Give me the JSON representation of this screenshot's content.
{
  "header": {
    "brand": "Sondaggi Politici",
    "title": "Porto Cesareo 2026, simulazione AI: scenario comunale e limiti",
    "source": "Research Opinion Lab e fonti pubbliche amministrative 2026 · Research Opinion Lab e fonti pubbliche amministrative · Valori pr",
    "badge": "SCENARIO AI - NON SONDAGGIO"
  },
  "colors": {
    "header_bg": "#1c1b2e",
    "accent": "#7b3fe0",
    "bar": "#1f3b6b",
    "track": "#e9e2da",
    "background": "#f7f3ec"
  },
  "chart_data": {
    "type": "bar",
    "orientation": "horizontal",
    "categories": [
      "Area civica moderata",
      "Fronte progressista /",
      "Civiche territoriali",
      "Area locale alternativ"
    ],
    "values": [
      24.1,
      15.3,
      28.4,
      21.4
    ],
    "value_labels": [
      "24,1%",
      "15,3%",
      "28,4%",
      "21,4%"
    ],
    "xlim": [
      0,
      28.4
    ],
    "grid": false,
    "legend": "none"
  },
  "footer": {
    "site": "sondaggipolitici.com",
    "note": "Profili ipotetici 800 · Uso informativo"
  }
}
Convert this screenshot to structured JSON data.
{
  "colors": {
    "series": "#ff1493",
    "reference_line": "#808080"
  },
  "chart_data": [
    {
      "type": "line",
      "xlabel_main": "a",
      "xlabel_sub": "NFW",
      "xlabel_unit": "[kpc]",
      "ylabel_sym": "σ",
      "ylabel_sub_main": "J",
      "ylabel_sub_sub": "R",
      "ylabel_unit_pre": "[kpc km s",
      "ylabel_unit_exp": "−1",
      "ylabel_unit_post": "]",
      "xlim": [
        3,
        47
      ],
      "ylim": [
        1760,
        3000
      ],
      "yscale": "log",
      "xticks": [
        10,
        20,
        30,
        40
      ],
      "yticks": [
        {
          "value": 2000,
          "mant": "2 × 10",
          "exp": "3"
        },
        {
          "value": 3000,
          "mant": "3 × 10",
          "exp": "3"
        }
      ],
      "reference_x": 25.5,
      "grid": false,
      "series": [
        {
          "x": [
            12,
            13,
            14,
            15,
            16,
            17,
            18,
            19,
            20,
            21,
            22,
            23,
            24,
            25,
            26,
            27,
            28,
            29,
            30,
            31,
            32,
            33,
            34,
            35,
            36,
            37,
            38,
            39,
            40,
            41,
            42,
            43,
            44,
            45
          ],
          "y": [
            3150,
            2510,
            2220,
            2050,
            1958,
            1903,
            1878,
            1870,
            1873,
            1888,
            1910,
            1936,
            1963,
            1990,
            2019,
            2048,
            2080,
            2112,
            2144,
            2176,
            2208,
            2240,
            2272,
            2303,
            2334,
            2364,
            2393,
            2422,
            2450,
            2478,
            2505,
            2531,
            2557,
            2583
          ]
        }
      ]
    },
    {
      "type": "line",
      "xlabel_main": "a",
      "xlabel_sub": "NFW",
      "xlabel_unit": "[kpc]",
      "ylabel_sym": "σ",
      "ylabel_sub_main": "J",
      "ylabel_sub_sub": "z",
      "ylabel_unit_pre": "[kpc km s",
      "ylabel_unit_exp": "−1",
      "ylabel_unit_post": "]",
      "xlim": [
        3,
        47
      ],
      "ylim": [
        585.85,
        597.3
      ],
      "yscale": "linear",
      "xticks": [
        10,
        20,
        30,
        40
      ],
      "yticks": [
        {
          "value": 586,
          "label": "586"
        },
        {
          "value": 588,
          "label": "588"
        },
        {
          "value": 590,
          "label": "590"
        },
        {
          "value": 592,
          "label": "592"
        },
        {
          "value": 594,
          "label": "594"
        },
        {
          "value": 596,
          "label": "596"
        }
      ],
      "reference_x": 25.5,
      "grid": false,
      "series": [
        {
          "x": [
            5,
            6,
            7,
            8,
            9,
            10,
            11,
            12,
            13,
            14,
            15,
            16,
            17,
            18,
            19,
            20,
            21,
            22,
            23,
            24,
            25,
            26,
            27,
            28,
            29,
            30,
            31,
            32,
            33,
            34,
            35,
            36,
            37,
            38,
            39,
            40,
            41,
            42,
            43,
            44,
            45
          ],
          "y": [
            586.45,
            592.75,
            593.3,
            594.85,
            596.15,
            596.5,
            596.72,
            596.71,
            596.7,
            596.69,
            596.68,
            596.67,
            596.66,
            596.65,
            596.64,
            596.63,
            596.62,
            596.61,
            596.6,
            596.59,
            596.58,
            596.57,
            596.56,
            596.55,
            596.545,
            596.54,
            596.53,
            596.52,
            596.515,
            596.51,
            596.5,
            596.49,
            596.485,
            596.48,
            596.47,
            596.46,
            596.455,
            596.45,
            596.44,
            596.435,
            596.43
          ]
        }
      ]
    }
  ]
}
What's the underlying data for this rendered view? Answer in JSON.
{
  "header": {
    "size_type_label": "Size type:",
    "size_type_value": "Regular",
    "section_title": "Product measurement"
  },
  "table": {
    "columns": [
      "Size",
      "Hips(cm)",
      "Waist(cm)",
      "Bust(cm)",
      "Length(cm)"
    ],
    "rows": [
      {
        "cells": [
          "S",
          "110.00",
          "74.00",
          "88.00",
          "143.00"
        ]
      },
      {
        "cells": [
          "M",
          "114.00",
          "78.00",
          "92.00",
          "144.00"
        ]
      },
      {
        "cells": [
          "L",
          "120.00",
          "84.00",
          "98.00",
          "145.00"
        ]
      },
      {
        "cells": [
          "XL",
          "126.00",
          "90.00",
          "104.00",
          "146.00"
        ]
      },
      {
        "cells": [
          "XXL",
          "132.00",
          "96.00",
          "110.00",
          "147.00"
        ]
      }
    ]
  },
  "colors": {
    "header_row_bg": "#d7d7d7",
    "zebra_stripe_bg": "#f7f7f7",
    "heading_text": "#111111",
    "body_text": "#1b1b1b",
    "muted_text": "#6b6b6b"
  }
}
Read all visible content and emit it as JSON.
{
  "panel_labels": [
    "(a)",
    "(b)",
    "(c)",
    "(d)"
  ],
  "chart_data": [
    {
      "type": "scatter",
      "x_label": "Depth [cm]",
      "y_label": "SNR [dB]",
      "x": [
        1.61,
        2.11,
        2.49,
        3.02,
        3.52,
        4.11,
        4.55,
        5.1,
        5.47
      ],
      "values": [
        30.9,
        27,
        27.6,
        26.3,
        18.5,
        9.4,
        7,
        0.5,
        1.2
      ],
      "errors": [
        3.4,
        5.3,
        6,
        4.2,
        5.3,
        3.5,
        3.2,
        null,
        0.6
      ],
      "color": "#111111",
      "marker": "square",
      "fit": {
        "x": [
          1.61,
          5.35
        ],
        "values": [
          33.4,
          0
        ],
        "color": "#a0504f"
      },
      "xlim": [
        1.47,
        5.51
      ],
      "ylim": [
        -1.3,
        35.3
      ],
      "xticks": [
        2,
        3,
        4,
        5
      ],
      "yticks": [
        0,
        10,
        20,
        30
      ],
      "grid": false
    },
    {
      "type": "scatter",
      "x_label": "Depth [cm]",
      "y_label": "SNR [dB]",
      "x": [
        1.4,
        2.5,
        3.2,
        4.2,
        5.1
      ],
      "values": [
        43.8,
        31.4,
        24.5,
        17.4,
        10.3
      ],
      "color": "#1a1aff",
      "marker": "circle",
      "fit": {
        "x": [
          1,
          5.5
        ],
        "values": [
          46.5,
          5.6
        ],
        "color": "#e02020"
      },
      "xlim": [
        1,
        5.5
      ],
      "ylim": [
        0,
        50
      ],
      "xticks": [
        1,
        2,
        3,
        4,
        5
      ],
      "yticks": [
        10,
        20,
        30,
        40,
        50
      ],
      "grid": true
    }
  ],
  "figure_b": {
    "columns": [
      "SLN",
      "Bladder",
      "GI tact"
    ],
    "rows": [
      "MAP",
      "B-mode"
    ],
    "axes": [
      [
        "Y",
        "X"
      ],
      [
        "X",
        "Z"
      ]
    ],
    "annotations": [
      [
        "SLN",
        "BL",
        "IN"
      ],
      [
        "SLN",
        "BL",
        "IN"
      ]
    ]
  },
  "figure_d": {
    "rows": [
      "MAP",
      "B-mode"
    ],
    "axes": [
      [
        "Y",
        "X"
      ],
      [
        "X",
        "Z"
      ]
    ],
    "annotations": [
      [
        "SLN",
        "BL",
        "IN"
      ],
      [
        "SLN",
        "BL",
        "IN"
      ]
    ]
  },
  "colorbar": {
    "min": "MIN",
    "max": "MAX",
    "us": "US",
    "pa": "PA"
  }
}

##########

Pick out all lines containing the string "Area".

## RESULT
      "Area civica moderata",
      "Area locale alternativ"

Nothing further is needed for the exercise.